▸ Document passage
______________________________

Consulting

Results 1 to 6 of 6

Thread: List all capitalized word from documents

  1. #1
    VBAX Newbie
    Joined
    Jan 2016
    Posts
    3
    Location

    Exclamation List all capitalized word from documents

    I found this vba-code on net and I've tried to adjust so it only search for words with capitalized first letter. My problem is that I don't even can get it to list all words so it match case from the orginal documents.

    I have tried to
    SingleWord = Trim(LCase(aWord))
    with
    SingleWord = Trim(aWord)
    Is there anyone who can help me with this issue?

    Here is the code;


    Option Explicit
    
    
    
    Function GetFolder(Optional Title As String = "Select a Folder", Optional RootFolder As Variant) As String
     On Error Resume Next
     GetFolder = CreateObject("Shell.Application").BrowseForFolder(0, Title, 0, RootFolder).Items.Item.Path
     End Function
    
    
    Sub LoopAll()

______________________________

▸ Record excerpts
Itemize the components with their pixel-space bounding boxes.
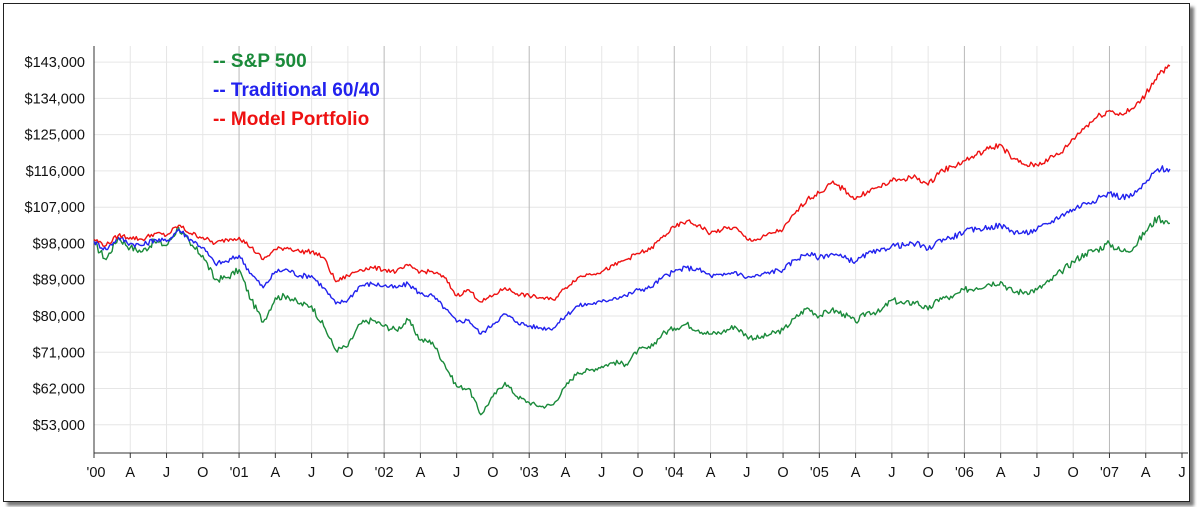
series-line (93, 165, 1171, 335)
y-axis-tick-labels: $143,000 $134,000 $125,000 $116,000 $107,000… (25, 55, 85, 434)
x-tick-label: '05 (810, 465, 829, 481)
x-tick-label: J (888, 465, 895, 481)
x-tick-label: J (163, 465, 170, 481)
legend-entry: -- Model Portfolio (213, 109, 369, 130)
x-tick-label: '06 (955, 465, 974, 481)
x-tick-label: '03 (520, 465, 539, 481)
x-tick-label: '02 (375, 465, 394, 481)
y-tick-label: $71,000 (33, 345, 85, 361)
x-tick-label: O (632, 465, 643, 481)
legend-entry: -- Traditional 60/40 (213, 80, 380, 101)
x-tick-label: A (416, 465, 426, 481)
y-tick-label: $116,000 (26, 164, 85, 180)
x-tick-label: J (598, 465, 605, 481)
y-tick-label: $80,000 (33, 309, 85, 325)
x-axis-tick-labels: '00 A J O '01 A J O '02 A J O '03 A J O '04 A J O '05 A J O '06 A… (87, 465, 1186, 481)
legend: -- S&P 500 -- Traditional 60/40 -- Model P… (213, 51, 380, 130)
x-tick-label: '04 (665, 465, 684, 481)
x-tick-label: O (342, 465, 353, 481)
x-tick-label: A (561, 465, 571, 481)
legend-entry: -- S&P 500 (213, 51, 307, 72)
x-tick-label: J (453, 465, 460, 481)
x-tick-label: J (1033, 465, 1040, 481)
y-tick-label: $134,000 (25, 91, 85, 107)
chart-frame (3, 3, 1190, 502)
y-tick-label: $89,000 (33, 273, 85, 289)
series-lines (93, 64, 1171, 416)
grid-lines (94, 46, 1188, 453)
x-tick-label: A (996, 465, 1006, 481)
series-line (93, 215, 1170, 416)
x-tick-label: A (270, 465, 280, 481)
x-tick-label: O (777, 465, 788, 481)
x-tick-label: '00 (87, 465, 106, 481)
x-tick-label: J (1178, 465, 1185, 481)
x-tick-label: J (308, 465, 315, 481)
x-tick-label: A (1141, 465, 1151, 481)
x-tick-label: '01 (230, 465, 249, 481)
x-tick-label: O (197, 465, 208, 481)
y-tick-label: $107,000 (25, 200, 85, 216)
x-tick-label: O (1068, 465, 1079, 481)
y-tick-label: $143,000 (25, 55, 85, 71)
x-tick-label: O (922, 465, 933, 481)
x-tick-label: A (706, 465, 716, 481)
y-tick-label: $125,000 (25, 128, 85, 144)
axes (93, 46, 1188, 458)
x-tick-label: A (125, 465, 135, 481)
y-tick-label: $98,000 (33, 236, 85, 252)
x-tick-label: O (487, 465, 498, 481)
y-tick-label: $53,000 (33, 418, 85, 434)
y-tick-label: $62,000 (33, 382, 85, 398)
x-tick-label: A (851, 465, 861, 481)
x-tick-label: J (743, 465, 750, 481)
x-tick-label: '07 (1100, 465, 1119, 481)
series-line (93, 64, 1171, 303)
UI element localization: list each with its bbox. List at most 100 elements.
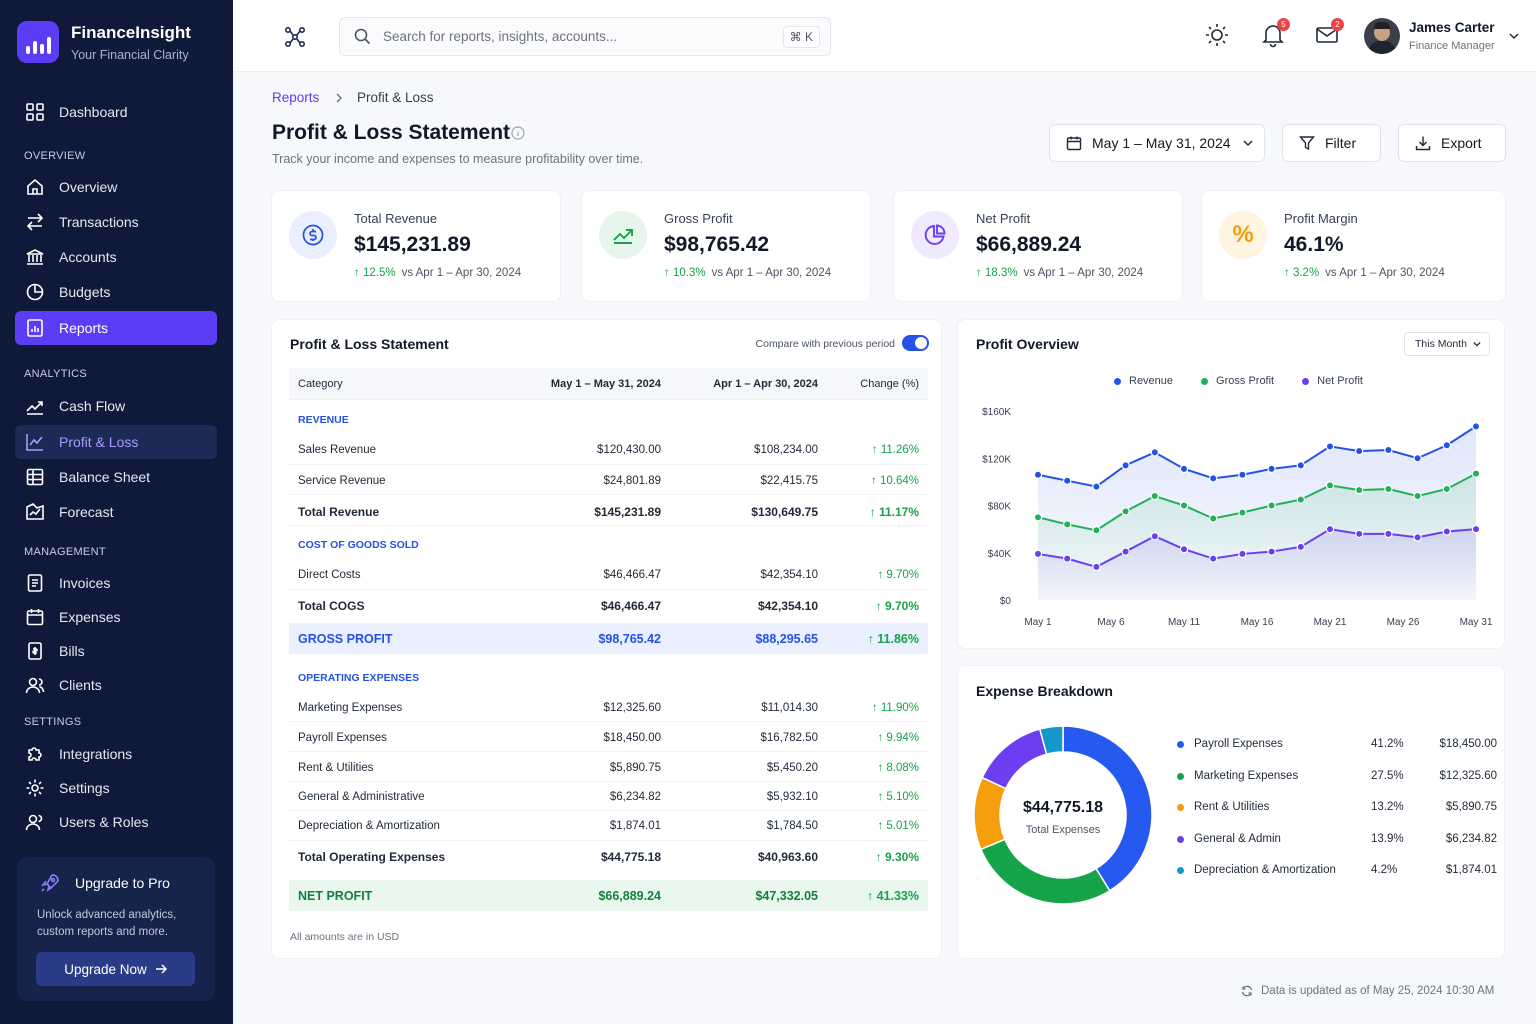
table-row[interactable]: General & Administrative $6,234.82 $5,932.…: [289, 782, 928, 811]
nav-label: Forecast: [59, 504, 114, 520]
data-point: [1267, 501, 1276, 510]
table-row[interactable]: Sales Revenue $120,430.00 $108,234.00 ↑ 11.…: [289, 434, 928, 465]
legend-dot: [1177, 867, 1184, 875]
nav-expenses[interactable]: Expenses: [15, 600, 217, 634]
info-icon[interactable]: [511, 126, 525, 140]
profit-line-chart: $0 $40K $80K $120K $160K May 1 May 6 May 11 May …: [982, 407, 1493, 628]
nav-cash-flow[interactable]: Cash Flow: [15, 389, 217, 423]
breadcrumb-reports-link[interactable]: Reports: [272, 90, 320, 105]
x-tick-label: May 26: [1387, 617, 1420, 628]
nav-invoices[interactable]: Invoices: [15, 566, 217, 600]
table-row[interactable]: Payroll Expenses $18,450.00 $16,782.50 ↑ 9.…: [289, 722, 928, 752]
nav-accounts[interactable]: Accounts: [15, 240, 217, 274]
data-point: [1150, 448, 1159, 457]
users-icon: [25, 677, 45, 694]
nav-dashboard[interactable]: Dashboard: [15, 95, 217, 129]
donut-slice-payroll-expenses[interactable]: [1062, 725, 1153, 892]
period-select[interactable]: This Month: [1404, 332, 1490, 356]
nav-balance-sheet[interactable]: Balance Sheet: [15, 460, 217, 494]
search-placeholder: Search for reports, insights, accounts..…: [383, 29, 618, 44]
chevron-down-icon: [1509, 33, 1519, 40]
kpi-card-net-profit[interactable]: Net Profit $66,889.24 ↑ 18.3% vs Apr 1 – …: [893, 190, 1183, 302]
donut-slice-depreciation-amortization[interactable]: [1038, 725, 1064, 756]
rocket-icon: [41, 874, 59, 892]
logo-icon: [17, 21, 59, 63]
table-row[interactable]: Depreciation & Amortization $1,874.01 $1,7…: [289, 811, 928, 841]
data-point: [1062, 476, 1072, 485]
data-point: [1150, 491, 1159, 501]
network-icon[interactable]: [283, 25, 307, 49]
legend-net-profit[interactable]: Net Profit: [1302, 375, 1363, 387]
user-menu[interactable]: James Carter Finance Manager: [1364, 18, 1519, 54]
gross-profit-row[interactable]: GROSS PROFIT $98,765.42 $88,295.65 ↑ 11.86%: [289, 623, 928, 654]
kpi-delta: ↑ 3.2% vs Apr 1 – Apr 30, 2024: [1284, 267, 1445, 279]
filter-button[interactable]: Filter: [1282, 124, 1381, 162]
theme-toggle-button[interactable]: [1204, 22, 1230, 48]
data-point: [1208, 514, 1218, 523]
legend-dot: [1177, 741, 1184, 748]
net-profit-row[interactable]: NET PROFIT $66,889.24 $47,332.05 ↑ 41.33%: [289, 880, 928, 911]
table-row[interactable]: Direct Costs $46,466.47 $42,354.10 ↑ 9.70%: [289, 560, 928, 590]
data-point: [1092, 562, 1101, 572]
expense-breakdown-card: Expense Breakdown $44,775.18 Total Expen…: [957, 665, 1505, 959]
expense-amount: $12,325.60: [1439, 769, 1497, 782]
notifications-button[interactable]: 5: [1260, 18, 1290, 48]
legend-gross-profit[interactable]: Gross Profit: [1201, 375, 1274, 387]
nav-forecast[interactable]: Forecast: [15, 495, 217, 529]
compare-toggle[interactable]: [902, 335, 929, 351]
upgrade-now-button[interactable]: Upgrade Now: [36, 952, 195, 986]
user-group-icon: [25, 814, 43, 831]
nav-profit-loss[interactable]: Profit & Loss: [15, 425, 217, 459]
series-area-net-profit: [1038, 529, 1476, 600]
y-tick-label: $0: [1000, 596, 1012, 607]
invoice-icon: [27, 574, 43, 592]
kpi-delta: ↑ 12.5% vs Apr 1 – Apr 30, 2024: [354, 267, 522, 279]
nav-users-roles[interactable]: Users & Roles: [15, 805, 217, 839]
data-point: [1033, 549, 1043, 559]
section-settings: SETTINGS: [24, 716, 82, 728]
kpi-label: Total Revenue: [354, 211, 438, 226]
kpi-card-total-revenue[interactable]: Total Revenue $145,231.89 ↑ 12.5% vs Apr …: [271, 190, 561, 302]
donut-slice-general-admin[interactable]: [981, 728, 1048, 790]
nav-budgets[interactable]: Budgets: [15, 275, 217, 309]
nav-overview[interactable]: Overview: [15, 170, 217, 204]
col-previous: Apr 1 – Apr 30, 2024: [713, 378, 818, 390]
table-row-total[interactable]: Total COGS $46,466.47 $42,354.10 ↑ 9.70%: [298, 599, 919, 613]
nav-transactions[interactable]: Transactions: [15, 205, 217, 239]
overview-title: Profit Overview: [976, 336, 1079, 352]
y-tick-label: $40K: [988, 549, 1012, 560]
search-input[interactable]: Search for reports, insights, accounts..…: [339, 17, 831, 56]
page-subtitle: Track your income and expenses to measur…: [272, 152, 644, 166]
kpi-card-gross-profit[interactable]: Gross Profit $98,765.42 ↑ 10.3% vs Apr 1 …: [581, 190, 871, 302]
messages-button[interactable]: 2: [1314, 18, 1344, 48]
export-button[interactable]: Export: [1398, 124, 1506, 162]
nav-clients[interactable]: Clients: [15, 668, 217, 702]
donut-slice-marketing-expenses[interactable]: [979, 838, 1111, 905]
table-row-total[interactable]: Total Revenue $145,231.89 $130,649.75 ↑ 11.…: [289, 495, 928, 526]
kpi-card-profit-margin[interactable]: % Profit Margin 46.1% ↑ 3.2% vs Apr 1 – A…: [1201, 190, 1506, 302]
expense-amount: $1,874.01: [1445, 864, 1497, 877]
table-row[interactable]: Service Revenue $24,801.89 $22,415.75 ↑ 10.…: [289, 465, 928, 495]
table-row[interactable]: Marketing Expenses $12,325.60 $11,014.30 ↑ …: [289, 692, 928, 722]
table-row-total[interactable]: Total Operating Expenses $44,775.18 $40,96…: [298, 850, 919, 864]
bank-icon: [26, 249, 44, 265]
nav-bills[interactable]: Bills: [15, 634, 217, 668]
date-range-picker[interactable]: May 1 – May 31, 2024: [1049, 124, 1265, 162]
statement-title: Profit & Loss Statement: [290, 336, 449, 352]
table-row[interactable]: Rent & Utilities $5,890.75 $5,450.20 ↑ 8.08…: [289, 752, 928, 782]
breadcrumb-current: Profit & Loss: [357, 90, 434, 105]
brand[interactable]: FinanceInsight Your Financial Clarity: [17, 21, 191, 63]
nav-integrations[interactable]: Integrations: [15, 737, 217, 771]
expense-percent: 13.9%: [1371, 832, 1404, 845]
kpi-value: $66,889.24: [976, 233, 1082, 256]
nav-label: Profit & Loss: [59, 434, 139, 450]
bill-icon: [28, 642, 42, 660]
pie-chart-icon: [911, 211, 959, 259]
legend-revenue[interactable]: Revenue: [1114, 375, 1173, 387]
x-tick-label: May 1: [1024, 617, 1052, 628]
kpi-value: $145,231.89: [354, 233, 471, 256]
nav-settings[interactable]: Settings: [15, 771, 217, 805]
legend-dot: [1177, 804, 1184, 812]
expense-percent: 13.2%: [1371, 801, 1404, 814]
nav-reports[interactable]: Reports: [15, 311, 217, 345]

______________________________

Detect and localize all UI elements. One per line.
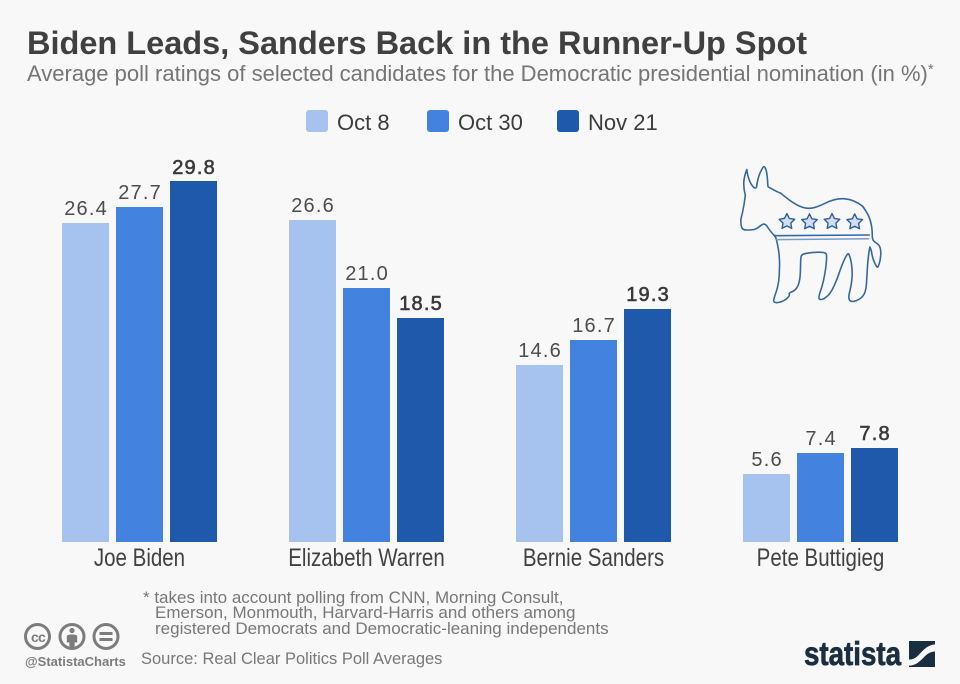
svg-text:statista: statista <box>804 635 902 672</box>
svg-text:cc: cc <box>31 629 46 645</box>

______________________________

▸ Task details
Repeat the forum thread on listing capitalized words from documents in full, word for word.

▸ Complete output
Consulting

Results 1 to 6 of 6

Thread: List all capitalized word from documents

  1. #1
    VBAX Newbie
    Joined
    Jan 2016
    Posts
    3
    Location

    Exclamation List all capitalized word from documents

    I found this vba-code on net and I've tried to adjust so it only search for words with capitalized first letter. My problem is that I don't even can get it to list all words so it match case from the orginal documents.

    I have tried to
    SingleWord = Trim(LCase(aWord))
    with
    SingleWord = Trim(aWord)
    Is there anyone who can help me with this issue?

    Here is the code;


    Option Explicit
    
    
    
    Function GetFolder(Optional Title As String = "Select a Folder", Optional RootFolder As Variant) As String
     On Error Resume Next
     GetFolder = CreateObject("Shell.Application").BrowseForFolder(0, Title, 0, RootFolder).Items.Item.Path
     End Function
    
    
    Sub LoopAll()